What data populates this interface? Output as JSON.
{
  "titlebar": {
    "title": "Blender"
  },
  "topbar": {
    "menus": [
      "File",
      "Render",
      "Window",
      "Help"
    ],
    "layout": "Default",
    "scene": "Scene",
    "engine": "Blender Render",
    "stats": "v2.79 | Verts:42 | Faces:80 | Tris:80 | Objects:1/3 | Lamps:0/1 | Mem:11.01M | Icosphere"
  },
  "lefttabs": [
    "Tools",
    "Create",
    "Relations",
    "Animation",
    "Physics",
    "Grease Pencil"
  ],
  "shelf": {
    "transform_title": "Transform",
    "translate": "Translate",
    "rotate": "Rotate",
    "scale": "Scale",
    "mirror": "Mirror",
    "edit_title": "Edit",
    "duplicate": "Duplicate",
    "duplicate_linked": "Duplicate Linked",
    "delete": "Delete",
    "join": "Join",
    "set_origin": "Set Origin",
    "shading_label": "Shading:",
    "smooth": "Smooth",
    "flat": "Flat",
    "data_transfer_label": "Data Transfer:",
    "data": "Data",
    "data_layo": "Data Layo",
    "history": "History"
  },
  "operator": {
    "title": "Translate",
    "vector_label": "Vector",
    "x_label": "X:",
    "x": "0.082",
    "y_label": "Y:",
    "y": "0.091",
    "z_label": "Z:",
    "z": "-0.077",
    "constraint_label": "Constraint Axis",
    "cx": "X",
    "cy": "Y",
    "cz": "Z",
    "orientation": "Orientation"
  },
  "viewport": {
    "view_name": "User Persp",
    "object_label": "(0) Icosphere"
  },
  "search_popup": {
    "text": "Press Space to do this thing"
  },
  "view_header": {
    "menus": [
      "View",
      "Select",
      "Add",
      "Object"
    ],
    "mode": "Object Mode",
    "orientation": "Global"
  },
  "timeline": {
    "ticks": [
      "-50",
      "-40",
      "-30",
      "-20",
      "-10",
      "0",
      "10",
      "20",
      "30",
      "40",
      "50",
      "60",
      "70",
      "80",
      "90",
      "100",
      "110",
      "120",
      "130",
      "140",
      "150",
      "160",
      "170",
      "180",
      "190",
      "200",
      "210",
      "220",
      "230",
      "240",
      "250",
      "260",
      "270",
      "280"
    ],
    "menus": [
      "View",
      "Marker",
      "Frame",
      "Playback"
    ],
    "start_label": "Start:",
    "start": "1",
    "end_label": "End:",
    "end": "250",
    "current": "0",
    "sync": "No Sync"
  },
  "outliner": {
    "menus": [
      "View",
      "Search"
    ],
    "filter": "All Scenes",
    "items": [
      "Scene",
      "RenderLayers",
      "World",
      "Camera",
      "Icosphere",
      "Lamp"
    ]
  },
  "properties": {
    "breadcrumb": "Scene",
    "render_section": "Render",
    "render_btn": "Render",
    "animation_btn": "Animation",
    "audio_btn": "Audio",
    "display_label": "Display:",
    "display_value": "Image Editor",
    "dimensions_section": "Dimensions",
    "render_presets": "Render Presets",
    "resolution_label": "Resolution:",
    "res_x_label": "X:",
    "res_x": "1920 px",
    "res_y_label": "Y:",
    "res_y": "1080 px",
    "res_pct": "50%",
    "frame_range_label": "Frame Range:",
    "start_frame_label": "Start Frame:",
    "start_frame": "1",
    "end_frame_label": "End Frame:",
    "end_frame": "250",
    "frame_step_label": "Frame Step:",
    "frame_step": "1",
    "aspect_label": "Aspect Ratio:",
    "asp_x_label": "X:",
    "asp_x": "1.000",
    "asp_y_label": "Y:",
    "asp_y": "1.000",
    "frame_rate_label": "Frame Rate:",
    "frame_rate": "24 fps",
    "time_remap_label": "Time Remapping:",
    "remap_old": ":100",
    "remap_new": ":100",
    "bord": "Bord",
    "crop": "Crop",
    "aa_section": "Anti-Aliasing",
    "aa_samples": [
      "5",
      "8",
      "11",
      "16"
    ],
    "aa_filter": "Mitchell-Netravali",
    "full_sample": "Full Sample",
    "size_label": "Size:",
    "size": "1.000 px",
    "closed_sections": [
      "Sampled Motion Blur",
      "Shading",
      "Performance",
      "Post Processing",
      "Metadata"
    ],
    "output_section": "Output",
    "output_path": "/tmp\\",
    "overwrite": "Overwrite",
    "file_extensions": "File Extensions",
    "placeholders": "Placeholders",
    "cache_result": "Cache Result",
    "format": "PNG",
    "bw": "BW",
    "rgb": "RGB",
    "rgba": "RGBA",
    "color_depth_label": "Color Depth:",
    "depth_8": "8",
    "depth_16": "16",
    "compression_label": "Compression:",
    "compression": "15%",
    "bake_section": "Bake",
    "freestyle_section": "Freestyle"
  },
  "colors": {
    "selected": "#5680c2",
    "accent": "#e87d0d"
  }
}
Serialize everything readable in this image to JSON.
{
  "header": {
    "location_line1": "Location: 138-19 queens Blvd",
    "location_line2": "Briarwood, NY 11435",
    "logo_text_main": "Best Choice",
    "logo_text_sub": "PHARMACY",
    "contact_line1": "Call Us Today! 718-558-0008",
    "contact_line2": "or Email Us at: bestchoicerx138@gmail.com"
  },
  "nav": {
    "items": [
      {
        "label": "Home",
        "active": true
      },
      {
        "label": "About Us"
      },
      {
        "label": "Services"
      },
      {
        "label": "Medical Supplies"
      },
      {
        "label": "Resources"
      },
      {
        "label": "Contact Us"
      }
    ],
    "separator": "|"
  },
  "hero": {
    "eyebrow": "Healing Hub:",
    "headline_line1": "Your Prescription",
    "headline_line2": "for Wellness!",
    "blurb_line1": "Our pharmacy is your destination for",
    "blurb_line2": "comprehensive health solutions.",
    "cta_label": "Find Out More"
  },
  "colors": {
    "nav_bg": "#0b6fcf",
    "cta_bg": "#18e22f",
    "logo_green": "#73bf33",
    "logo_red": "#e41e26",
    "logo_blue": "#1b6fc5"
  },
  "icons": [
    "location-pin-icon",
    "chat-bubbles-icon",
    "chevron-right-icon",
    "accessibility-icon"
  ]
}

* * *

GIVEN PROBLEM: Retype all of the entries precisely as they are.

THE OUTPUT:
What data populates this interface? Output as JSON.
{
  "titlebar": {
    "title": "Blender"
  },
  "topbar": {
    "menus": [
      "File",
      "Render",
      "Window",
      "Help"
    ],
    "layout": "Default",
    "scene": "Scene",
    "engine": "Blender Render",
    "stats": "v2.79 | Verts:42 | Faces:80 | Tris:80 | Objects:1/3 | Lamps:0/1 | Mem:11.01M | Icosphere"
  },
  "lefttabs": [
    "Tools",
    "Create",
    "Relations",
    "Animation",
    "Physics",
    "Grease Pencil"
  ],
  "shelf": {
    "transform_title": "Transform",
    "translate": "Translate",
    "rotate": "Rotate",
    "scale": "Scale",
    "mirror": "Mirror",
    "edit_title": "Edit",
    "duplicate": "Duplicate",
    "duplicate_linked": "Duplicate Linked",
    "delete": "Delete",
    "join": "Join",
    "set_origin": "Set Origin",
    "shading_label": "Shading:",
    "smooth": "Smooth",
    "flat": "Flat",
    "data_transfer_label": "Data Transfer:",
    "data": "Data",
    "data_layo": "Data Layo",
    "history": "History"
  },
  "operator": {
    "title": "Translate",
    "vector_label": "Vector",
    "x_label": "X:",
    "x": "0.082",
    "y_label": "Y:",
    "y": "0.091",
    "z_label": "Z:",
    "z": "-0.077",
    "constraint_label": "Constraint Axis",
    "cx": "X",
    "cy": "Y",
    "cz": "Z",
    "orientation": "Orientation"
  },
  "viewport": {
    "view_name": "User Persp",
    "object_label": "(0) Icosphere"
  },
  "search_popup": {
    "text": "Press Space to do this thing"
  },
  "view_header": {
    "menus": [
      "View",
      "Select",
      "Add",
      "Object"
    ],
    "mode": "Object Mode",
    "orientation": "Global"
  },
  "timeline": {
    "ticks": [
      "-50",
      "-40",
      "-30",
      "-20",
      "-10",
      "0",
      "10",
      "20",
      "30",
      "40",
      "50",
      "60",
      "70",
      "80",
      "90",
      "100",
      "110",
      "120",
      "130",
      "140",
      "150",
      "160",
      "170",
      "180",
      "190",
      "200",
      "210",
      "220",
      "230",
      "240",
      "250",
      "260",
      "270",
      "280"
    ],
    "menus": [
      "View",
      "Marker",
      "Frame",
      "Playback"
    ],
    "start_label": "Start:",
    "start": "1",
    "end_label": "End:",
    "end": "250",
    "current": "0",
    "sync": "No Sync"
  },
  "outliner": {
    "menus": [
      "View",
      "Search"
    ],
    "filter": "All Scenes",
    "items": [
      "Scene",
      "RenderLayers",
      "World",
      "Camera",
      "Icosphere",
      "Lamp"
    ]
  },
  "properties": {
    "breadcrumb": "Scene",
    "render_section": "Render",
    "render_btn": "Render",
    "animation_btn": "Animation",
    "audio_btn": "Audio",
    "display_label": "Display:",
    "display_value": "Image Editor",
    "dimensions_section": "Dimensions",
    "render_presets": "Render Presets",
    "resolution_label": "Resolution:",
    "res_x_label": "X:",
    "res_x": "1920 px",
    "res_y_label": "Y:",
    "res_y": "1080 px",
    "res_pct": "50%",
    "frame_range_label": "Frame Range:",
    "start_frame_label": "Start Frame:",
    "start_frame": "1",
    "end_frame_label": "End Frame:",
    "end_frame": "250",
    "frame_step_label": "Frame Step:",
    "frame_step": "1",
    "aspect_label": "Aspect Ratio:",
    "asp_x_label": "X:",
    "asp_x": "1.000",
    "asp_y_label": "Y:",
    "asp_y": "1.000",
    "frame_rate_label": "Frame Rate:",
    "frame_rate": "24 fps",
    "time_remap_label": "Time Remapping:",
    "remap_old": ":100",
    "remap_new": ":100",
    "bord": "Bord",
    "crop": "Crop",
    "aa_section": "Anti-Aliasing",
    "aa_samples": [
      "5",
      "8",
      "11",
      "16"
    ],
    "aa_filter": "Mitchell-Netravali",
    "full_sample": "Full Sample",
    "size_label": "Size:",
    "size": "1.000 px",
    "closed_sections": [
      "Sampled Motion Blur",
      "Shading",
      "Performance",
      "Post Processing",
      "Metadata"
    ],
    "output_section": "Output",
    "output_path": "/tmp\\",
    "overwrite": "Overwrite",
    "file_extensions": "File Extensions",
    "placeholders": "Placeholders",
    "cache_result": "Cache Result",
    "format": "PNG",
    "bw": "BW",
    "rgb": "RGB",
    "rgba": "RGBA",
    "color_depth_label": "Color Depth:",
    "depth_8": "8",
    "depth_16": "16",
    "compression_label": "Compression:",
    "compression": "15%",
    "bake_section": "Bake",
    "freestyle_section": "Freestyle"
  },
  "colors": {
    "selected": "#5680c2",
    "accent": "#e87d0d"
  }
}
Serialize everything readable in this image to JSON.
{
  "header": {
    "location_line1": "Location: 138-19 queens Blvd",
    "location_line2": "Briarwood, NY 11435",
    "logo_text_main": "Best Choice",
    "logo_text_sub": "PHARMACY",
    "contact_line1": "Call Us Today! 718-558-0008",
    "contact_line2": "or Email Us at: bestchoicerx138@gmail.com"
  },
  "nav": {
    "items": [
      {
        "label": "Home",
        "active": true
      },
      {
        "label": "About Us"
      },
      {
        "label": "Services"
      },
      {
        "label": "Medical Supplies"
      },
      {
        "label": "Resources"
      },
      {
        "label": "Contact Us"
      }
    ],
    "separator": "|"
  },
  "hero": {
    "eyebrow": "Healing Hub:",
    "headline_line1": "Your Prescription",
    "headline_line2": "for Wellness!",
    "blurb_line1": "Our pharmacy is your destination for",
    "blurb_line2": "comprehensive health solutions.",
    "cta_label": "Find Out More"
  },
  "colors": {
    "nav_bg": "#0b6fcf",
    "cta_bg": "#18e22f",
    "logo_green": "#73bf33",
    "logo_red": "#e41e26",
    "logo_blue": "#1b6fc5"
  },
  "icons": [
    "location-pin-icon",
    "chat-bubbles-icon",
    "chevron-right-icon",
    "accessibility-icon"
  ]
}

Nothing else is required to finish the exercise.